[A run of records]
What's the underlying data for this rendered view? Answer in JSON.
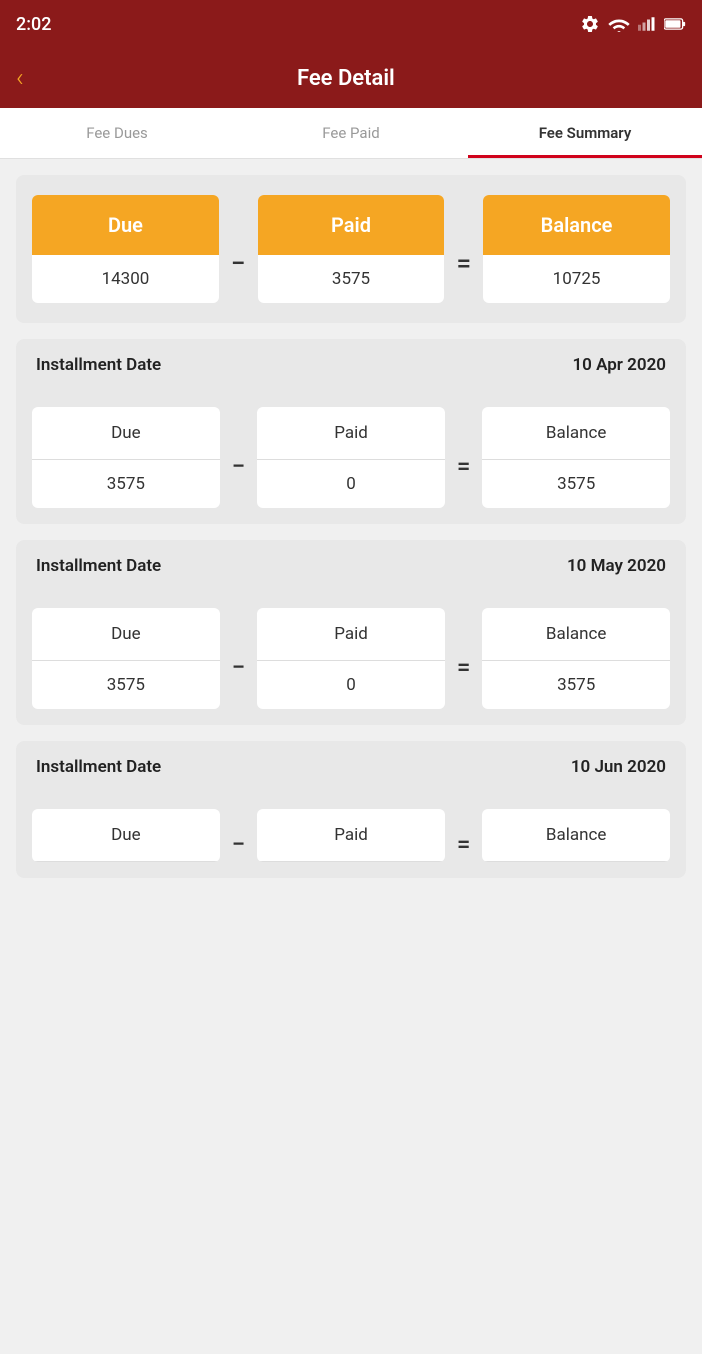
{
  "statusBar": {
    "time": "2:02",
    "settingsIcon": "gear-icon"
  },
  "header": {
    "title": "Fee Detail",
    "backLabel": "‹"
  },
  "tabs": [
    {
      "label": "Fee Dues",
      "active": false
    },
    {
      "label": "Fee Paid",
      "active": false
    },
    {
      "label": "Fee Summary",
      "active": true
    }
  ],
  "summary": {
    "due": {
      "label": "Due",
      "value": "14300"
    },
    "paid": {
      "label": "Paid",
      "value": "3575"
    },
    "balance": {
      "label": "Balance",
      "value": "10725"
    }
  },
  "installments": [
    {
      "label": "Installment Date",
      "date": "10 Apr 2020",
      "due": "3575",
      "paid": "0",
      "balance": "3575"
    },
    {
      "label": "Installment Date",
      "date": "10 May 2020",
      "due": "3575",
      "paid": "0",
      "balance": "3575"
    },
    {
      "label": "Installment Date",
      "date": "10 Jun 2020",
      "due": null,
      "paid": null,
      "balance": null
    }
  ],
  "operators": {
    "minus": "−",
    "equals": "="
  }
}
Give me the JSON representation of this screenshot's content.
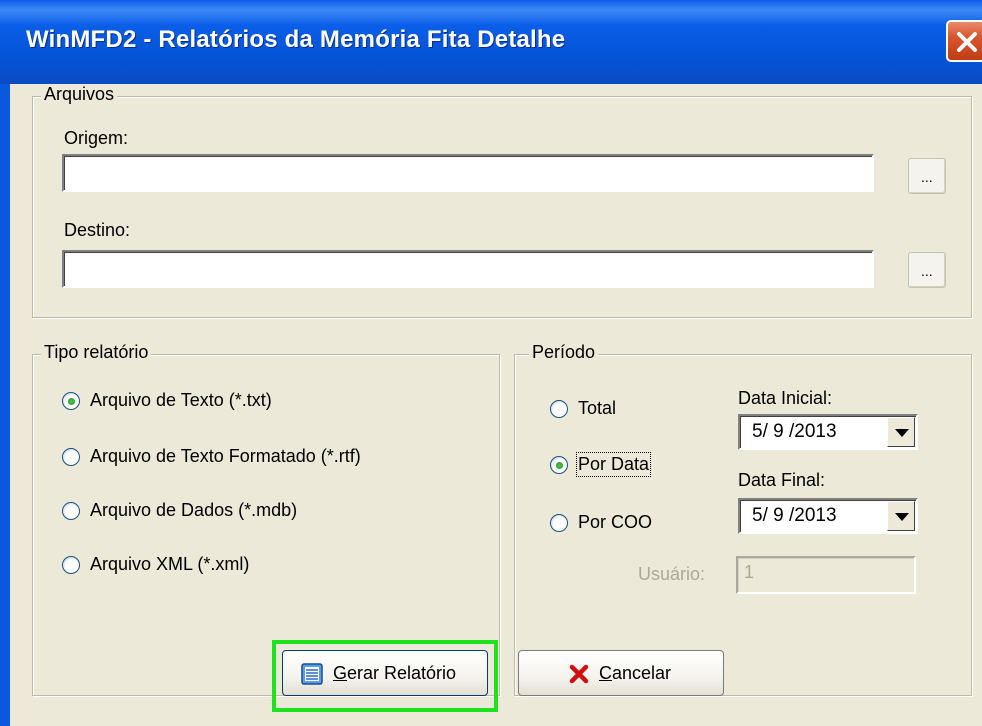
{
  "window": {
    "title": "WinMFD2 - Relatórios da Memória Fita Detalhe"
  },
  "arquivos": {
    "legend": "Arquivos",
    "origem_label": "Origem:",
    "origem_value": "",
    "destino_label": "Destino:",
    "destino_value": "",
    "browse_label": "..."
  },
  "tipo": {
    "legend": "Tipo relatório",
    "options": [
      {
        "label": "Arquivo de Texto (*.txt)",
        "checked": true
      },
      {
        "label": "Arquivo de Texto Formatado (*.rtf)",
        "checked": false
      },
      {
        "label": "Arquivo de Dados (*.mdb)",
        "checked": false
      },
      {
        "label": "Arquivo XML (*.xml)",
        "checked": false
      }
    ]
  },
  "periodo": {
    "legend": "Período",
    "options": [
      {
        "label": "Total",
        "checked": false
      },
      {
        "label": "Por Data",
        "checked": true
      },
      {
        "label": "Por COO",
        "checked": false
      }
    ],
    "data_inicial_label": "Data Inicial:",
    "data_inicial_value": "5/ 9 /2013",
    "data_final_label": "Data Final:",
    "data_final_value": "5/ 9 /2013",
    "usuario_label": "Usuário:",
    "usuario_value": "1"
  },
  "buttons": {
    "gerar_mnemonic": "G",
    "gerar_rest": "erar Relatório",
    "cancelar_mnemonic": "C",
    "cancelar_rest": "ancelar"
  },
  "colors": {
    "highlight": "#1ee21e",
    "titlebar": "#0a5ee8",
    "dialog_bg": "#ece9d8"
  }
}
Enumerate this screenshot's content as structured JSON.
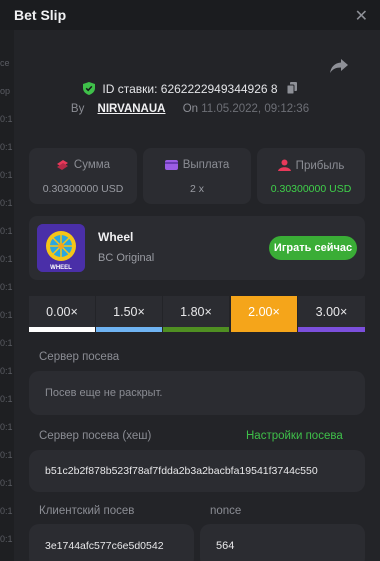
{
  "header": {
    "title": "Bet Slip"
  },
  "bet": {
    "id_text": "ID ставки: 6262222949344926 8",
    "by_label": "By",
    "user": "NIRVANAUA",
    "on_label": "On",
    "date": "11.05.2022, 09:12:36"
  },
  "stats": [
    {
      "label": "Сумма",
      "value": "0.30300000 USD"
    },
    {
      "label": "Выплата",
      "value": "2 x"
    },
    {
      "label": "Прибыль",
      "value": "0.30300000 USD"
    }
  ],
  "game": {
    "name": "Wheel",
    "provider": "BC Original",
    "play_label": "Играть сейчас",
    "thumb_text": "WHEEL"
  },
  "multipliers": [
    {
      "label": "0.00×",
      "color": "#ffffff"
    },
    {
      "label": "1.50×",
      "color": "#6fb3f2"
    },
    {
      "label": "1.80×",
      "color": "#4f8f22"
    },
    {
      "label": "2.00×",
      "color": "#f5a51a"
    },
    {
      "label": "3.00×",
      "color": "#7b4fdc"
    }
  ],
  "seed": {
    "server_label": "Сервер посева",
    "server_value": "Посев еще не раскрыт.",
    "hash_label": "Сервер посева (хеш)",
    "settings_link": "Настройки посева",
    "hash_value": "b51c2b2f878b523f78af7fdda2b3a2bacbfa19541f3744c550",
    "client_label": "Клиентский посев",
    "client_value": "3e1744afc577c6e5d0542",
    "nonce_label": "nonce",
    "nonce_value": "564"
  },
  "sidebar_ticks": [
    "ce",
    "op",
    "0:1",
    "0:1",
    "0:1",
    "0:1",
    "0:1",
    "0:1",
    "0:1",
    "0:1",
    "0:1",
    "0:1",
    "0:1",
    "0:1",
    "0:1",
    "0:1",
    "0:1",
    "0:1"
  ]
}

■ **Objective**
Copy the listing exactly. Any image in it stays out of the copy.

■ **Answer to this exercise**
What's the underlying data for this rendered view? Answer in JSON.
{
  "statusBar": {
    "time": "2:02",
    "settingsIcon": "gear-icon"
  },
  "header": {
    "title": "Fee Detail",
    "backLabel": "‹"
  },
  "tabs": [
    {
      "label": "Fee Dues",
      "active": false
    },
    {
      "label": "Fee Paid",
      "active": false
    },
    {
      "label": "Fee Summary",
      "active": true
    }
  ],
  "summary": {
    "due": {
      "label": "Due",
      "value": "14300"
    },
    "paid": {
      "label": "Paid",
      "value": "3575"
    },
    "balance": {
      "label": "Balance",
      "value": "10725"
    }
  },
  "installments": [
    {
      "label": "Installment Date",
      "date": "10 Apr 2020",
      "due": "3575",
      "paid": "0",
      "balance": "3575"
    },
    {
      "label": "Installment Date",
      "date": "10 May 2020",
      "due": "3575",
      "paid": "0",
      "balance": "3575"
    },
    {
      "label": "Installment Date",
      "date": "10 Jun 2020",
      "due": null,
      "paid": null,
      "balance": null
    }
  ],
  "operators": {
    "minus": "−",
    "equals": "="
  }
}
Give me the JSON representation of this screenshot's content.
{
  "window": {
    "title": "WinMFD2 - Relatórios da Memória Fita Detalhe"
  },
  "arquivos": {
    "legend": "Arquivos",
    "origem_label": "Origem:",
    "origem_value": "",
    "destino_label": "Destino:",
    "destino_value": "",
    "browse_label": "..."
  },
  "tipo": {
    "legend": "Tipo relatório",
    "options": [
      {
        "label": "Arquivo de Texto (*.txt)",
        "checked": true
      },
      {
        "label": "Arquivo de Texto Formatado (*.rtf)",
        "checked": false
      },
      {
        "label": "Arquivo de Dados (*.mdb)",
        "checked": false
      },
      {
        "label": "Arquivo XML (*.xml)",
        "checked": false
      }
    ]
  },
  "periodo": {
    "legend": "Período",
    "options": [
      {
        "label": "Total",
        "checked": false
      },
      {
        "label": "Por Data",
        "checked": true
      },
      {
        "label": "Por COO",
        "checked": false
      }
    ],
    "data_inicial_label": "Data Inicial:",
    "data_inicial_value": "5/ 9 /2013",
    "data_final_label": "Data Final:",
    "data_final_value": "5/ 9 /2013",
    "usuario_label": "Usuário:",
    "usuario_value": "1"
  },
  "buttons": {
    "gerar_mnemonic": "G",
    "gerar_rest": "erar Relatório",
    "cancelar_mnemonic": "C",
    "cancelar_rest": "ancelar"
  },
  "colors": {
    "highlight": "#1ee21e",
    "titlebar": "#0a5ee8",
    "dialog_bg": "#ece9d8"
  }
}
Enumerate this screenshot's content as structured JSON.
{
  "header": {
    "title": "Bet Slip"
  },
  "bet": {
    "id_text": "ID ставки: 6262222949344926 8",
    "by_label": "By",
    "user": "NIRVANAUA",
    "on_label": "On",
    "date": "11.05.2022, 09:12:36"
  },
  "stats": [
    {
      "label": "Сумма",
      "value": "0.30300000 USD"
    },
    {
      "label": "Выплата",
      "value": "2 x"
    },
    {
      "label": "Прибыль",
      "value": "0.30300000 USD"
    }
  ],
  "game": {
    "name": "Wheel",
    "provider": "BC Original",
    "play_label": "Играть сейчас",
    "thumb_text": "WHEEL"
  },
  "multipliers": [
    {
      "label": "0.00×",
      "color": "#ffffff"
    },
    {
      "label": "1.50×",
      "color": "#6fb3f2"
    },
    {
      "label": "1.80×",
      "color": "#4f8f22"
    },
    {
      "label": "2.00×",
      "color": "#f5a51a"
    },
    {
      "label": "3.00×",
      "color": "#7b4fdc"
    }
  ],
  "seed": {
    "server_label": "Сервер посева",
    "server_value": "Посев еще не раскрыт.",
    "hash_label": "Сервер посева (хеш)",
    "settings_link": "Настройки посева",
    "hash_value": "b51c2b2f878b523f78af7fdda2b3a2bacbfa19541f3744c550",
    "client_label": "Клиентский посев",
    "client_value": "3e1744afc577c6e5d0542",
    "nonce_label": "nonce",
    "nonce_value": "564"
  },
  "sidebar_ticks": [
    "ce",
    "op",
    "0:1",
    "0:1",
    "0:1",
    "0:1",
    "0:1",
    "0:1",
    "0:1",
    "0:1",
    "0:1",
    "0:1",
    "0:1",
    "0:1",
    "0:1",
    "0:1",
    "0:1",
    "0:1"
  ]
}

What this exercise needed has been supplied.